Records excerpted from a collection:
__________________________________________________

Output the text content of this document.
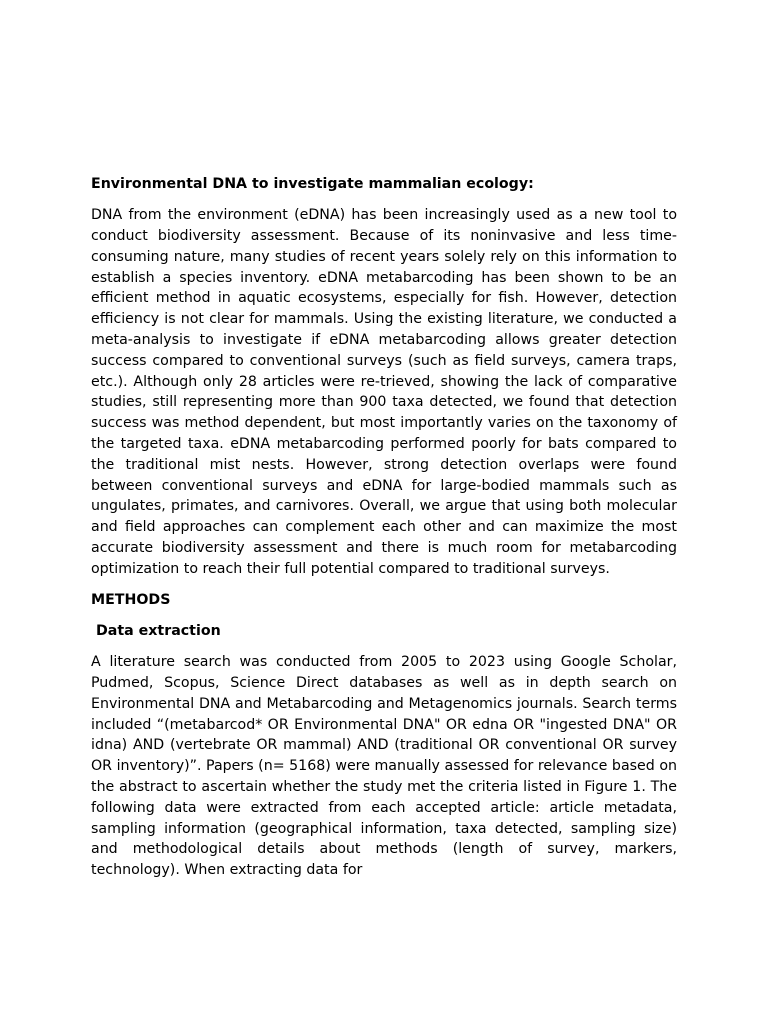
Environmental DNA to investigate mammalian ecology:

DNA from the environment (eDNA) has been increasingly used as a new tool to conduct biodiversity assessment. Because of its noninvasive and less time-consuming nature, many studies of recent years solely rely on this information to establish a species inventory. eDNA metabarcoding has been shown to be an efficient method in aquatic ecosystems, especially for fish. However, detection efficiency is not clear for mammals. Using the existing literature, we conducted a meta-analysis to investigate if eDNA metabarcoding allows greater detection success compared to conventional surveys (such as field surveys, camera traps, etc.). Although only 28 articles were re-trieved, showing the lack of comparative studies, still representing more than 900 taxa detected, we found that detection success was method dependent, but most importantly varies on the taxonomy of the targeted taxa. eDNA metabarcoding performed poorly for bats compared to the traditional mist nests. However, strong detection overlaps were found between conventional surveys and eDNA for large-bodied mammals such as ungulates, primates, and carnivores. Overall, we argue that using both molecular and field approaches can complement each other and can maximize the most accurate biodiversity assessment and there is much room for metabarcoding optimization to reach their full potential compared to traditional surveys.

METHODS

Data extraction

A literature search was conducted from 2005 to 2023 using Google Scholar, Pudmed, Scopus, Science Direct databases as well as in depth search on Environmental DNA and Metabarcoding and Metagenomics journals. Search terms included “(metabarcod* OR Environmental DNA" OR edna OR "ingested DNA" OR idna) AND (vertebrate OR mammal) AND (traditional OR conventional OR survey OR inventory)”. Papers (n= 5168) were manually assessed for relevance based on the abstract to ascertain whether the study met the criteria listed in Figure 1. The following data were extracted from each accepted article: article metadata, sampling information (geographical information, taxa detected, sampling size) and methodological details about methods (length of survey, markers, technology). When extracting data for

__________________________________________________

Please count the lines that hold "investigate" in this data and report the total alone.

▸ **SOLUTION BELOW**
2